- The exercise -
Find the string "centre" and gather every line that holds it.

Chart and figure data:
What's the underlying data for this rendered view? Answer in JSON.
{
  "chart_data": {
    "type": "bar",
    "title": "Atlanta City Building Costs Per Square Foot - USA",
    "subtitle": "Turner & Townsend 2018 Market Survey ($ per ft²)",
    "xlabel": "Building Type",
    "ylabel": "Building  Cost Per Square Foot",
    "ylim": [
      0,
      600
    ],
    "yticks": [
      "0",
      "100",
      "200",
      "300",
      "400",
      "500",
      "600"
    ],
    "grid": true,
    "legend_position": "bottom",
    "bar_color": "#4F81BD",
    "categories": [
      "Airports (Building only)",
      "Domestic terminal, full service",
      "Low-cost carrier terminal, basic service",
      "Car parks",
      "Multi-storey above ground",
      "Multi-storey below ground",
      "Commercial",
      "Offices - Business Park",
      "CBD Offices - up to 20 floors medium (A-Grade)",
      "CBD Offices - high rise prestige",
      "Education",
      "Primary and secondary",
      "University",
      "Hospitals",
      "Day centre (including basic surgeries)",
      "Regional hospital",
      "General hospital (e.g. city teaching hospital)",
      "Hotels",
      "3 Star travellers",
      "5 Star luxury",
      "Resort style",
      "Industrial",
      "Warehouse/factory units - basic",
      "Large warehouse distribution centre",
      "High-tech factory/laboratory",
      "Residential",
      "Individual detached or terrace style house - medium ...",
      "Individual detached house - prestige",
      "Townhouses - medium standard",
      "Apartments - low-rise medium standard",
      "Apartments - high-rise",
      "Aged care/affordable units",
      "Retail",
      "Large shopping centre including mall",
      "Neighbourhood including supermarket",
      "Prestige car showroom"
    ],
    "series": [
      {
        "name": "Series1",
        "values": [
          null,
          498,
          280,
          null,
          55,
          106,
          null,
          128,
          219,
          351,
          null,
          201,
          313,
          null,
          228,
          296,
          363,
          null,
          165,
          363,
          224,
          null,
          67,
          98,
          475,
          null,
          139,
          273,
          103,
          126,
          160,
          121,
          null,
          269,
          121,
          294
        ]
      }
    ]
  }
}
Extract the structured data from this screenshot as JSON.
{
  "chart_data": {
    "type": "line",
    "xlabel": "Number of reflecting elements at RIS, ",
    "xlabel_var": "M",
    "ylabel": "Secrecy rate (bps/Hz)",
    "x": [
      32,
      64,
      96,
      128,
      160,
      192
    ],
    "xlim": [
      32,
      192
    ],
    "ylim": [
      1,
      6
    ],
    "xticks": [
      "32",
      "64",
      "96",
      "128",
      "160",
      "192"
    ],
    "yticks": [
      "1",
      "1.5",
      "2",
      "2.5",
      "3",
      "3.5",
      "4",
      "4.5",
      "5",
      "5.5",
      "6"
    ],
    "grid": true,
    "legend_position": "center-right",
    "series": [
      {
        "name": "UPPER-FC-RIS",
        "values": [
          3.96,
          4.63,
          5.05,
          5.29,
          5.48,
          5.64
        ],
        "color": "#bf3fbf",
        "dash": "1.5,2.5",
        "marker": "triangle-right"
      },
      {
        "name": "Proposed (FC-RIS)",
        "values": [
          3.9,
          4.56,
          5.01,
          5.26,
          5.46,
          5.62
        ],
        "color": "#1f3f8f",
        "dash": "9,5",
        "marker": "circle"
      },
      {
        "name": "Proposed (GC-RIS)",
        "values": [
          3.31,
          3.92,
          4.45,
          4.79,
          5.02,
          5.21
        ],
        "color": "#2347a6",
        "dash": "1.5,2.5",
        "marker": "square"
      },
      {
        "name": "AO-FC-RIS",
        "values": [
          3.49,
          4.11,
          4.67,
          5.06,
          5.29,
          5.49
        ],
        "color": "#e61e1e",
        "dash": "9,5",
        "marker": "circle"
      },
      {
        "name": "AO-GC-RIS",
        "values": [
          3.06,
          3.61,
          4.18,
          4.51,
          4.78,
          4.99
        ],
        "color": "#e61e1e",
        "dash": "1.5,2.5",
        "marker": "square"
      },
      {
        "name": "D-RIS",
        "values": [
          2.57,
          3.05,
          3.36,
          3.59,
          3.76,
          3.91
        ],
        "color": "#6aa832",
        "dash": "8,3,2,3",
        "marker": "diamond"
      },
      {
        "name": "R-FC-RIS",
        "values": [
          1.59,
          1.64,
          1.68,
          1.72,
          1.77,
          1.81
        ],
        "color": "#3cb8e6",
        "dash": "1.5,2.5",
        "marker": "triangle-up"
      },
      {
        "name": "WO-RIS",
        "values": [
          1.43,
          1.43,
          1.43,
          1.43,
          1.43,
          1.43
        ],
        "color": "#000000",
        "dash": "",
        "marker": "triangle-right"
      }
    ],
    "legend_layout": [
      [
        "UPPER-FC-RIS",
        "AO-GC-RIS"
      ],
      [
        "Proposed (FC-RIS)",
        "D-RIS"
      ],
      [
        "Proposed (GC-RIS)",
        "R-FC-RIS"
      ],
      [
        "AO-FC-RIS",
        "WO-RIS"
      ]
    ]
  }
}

- Answer below -
      "Day centre (including basic surgeries)",
      "Large warehouse distribution centre",
      "Large shopping centre including mall",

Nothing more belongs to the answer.